* **Task description**
Copy the blog post on immutable objects below, reproducing the whole of it word for word.
━━ Extract provided ━━
Even a chimp can write code

Thursday, November 11, 2004

A close look at immutable objects

We have all heard about immutable objects but some of us do not know what that means and fewer still know how to create one.

What does immutable really mean?
A typical object (say, a JavaBean) is mutable, i.e. it exposes mutator methods (setters) that allow you to alter its contents throughout the lifetime of the object. Immutable means non-changeable. The contents of an immutable object, once defined, cannot be altered. For e.g. in Java the String, Exception, URL, Character, Byte, Integer, Short, Long, Float and Double classes are all immutable.

Why do we need immutable objects?
Immutable objects give you thread safety. These objects can be shared by multiple threads without any fear that their content would change unbeknownst to you. That conflict-free demeanor makes them perfect ingredients for caches and even constants. Let's take the String class as an example. In some languages and APIs (which shall go nameless here to protect the guilty), you have the practice of passing an array of characters. While inside a method (or function) that received such an object as argument, you have to copy it to a local variable for fear that the contents may change without your knowledge. You also cannot make an assumption about the lifetime of that object. This results in an unnecessary replication of the object because you don't own it in the first place. With immutable objects, as Mr Gosling has said, "the question of ownership, who has the right to change it, doesn't exist.
━━━
━━ Listed records ━━
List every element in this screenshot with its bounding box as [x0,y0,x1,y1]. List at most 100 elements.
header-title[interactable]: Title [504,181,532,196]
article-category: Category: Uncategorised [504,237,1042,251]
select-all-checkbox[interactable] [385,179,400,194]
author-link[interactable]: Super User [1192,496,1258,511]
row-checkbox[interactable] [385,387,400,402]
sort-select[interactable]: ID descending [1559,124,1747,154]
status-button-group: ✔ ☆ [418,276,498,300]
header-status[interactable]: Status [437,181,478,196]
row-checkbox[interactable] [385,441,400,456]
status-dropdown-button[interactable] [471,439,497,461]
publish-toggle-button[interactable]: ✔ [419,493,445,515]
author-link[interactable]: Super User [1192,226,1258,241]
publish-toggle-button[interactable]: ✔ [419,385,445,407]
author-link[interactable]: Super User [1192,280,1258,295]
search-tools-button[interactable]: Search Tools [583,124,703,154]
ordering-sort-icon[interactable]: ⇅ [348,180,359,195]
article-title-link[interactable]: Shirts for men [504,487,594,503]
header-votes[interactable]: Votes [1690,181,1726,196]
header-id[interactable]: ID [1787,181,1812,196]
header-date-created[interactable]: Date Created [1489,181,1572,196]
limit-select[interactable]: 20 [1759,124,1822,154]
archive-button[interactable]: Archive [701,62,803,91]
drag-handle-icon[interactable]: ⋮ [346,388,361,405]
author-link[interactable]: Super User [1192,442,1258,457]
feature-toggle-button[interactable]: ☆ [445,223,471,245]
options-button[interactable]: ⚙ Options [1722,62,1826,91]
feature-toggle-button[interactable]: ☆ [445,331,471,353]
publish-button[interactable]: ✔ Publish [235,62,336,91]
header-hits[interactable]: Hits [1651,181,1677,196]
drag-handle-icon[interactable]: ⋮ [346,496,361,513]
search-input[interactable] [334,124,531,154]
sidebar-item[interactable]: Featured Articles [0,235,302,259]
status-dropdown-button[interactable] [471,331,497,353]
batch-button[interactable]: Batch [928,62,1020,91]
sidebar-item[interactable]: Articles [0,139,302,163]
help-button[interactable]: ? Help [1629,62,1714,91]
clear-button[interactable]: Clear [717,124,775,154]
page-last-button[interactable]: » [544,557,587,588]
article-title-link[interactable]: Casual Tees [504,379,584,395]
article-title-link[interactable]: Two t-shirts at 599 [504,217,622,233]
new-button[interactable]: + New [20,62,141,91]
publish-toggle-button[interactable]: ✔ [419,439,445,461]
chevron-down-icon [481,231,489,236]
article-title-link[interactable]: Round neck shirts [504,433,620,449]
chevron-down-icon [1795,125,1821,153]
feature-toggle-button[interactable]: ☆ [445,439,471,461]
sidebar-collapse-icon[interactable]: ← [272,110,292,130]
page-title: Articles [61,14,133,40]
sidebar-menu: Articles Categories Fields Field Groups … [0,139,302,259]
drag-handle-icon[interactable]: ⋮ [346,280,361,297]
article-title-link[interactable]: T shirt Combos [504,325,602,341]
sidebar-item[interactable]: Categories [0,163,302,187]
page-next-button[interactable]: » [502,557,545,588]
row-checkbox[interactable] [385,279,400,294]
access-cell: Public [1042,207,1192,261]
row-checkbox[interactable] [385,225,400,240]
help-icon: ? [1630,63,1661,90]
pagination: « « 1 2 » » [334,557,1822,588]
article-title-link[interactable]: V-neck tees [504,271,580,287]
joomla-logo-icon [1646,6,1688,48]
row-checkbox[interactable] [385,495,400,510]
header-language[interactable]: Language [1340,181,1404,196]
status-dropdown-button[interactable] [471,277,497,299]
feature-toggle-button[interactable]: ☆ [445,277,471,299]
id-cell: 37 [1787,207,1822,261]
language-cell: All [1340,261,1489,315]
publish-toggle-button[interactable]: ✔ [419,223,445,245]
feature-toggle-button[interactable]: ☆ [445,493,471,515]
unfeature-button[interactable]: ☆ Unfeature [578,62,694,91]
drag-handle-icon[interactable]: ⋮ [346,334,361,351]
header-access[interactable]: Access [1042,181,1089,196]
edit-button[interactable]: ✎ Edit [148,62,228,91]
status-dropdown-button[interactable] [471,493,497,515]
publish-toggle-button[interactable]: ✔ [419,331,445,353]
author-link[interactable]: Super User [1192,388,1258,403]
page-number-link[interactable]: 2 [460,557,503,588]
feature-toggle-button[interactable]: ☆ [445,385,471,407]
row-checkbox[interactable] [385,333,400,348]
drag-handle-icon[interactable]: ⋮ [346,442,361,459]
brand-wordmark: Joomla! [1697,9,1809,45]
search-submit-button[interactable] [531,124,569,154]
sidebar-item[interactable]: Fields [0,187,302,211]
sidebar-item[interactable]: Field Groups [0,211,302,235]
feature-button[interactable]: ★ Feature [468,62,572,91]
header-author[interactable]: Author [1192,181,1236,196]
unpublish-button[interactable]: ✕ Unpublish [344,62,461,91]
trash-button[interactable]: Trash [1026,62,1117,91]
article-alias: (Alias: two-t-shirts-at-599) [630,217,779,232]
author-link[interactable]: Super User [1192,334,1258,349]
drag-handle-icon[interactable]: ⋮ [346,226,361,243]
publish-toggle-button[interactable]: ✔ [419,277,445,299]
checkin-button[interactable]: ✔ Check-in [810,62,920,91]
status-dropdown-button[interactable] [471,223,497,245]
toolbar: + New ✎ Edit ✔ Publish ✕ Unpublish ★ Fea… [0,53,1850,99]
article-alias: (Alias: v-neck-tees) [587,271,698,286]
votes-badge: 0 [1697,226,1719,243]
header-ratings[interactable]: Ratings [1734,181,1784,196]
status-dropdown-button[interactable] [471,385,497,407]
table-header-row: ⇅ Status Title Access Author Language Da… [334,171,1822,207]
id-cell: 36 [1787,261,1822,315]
━━━
* **Task solution**
Even a chimp can write code

Thursday, November 11, 2004

A close look at immutable objects

We have all heard about immutable objects but some of us do not know what that means and fewer still know how to create one.

What does immutable really mean?
A typical object (say, a JavaBean) is mutable, i.e. it exposes mutator methods (setters) that allow you to alter its contents throughout the lifetime of the object. Immutable means non-changeable. The contents of an immutable object, once defined, cannot be altered. For e.g. in Java the String, Exception, URL, Character, Byte, Integer, Short, Long, Float and Double classes are all immutable.

Why do we need immutable objects?
Immutable objects give you thread safety. These objects can be shared by multiple threads without any fear that their content would change unbeknownst to you. That conflict-free demeanor makes them perfect ingredients for caches and even constants. Let's take the String class as an example. In some languages and APIs (which shall go nameless here to protect the guilty), you have the practice of passing an array of characters. While inside a method (or function) that received such an object as argument, you have to copy it to a local variable for fear that the contents may change without your knowledge. You also cannot make an assumption about the lifetime of that object. This results in an unnecessary replication of the object because you don't own it in the first place. With immutable objects, as Mr Gosling has said, "the question of ownership, who has the right to change it, doesn't exist.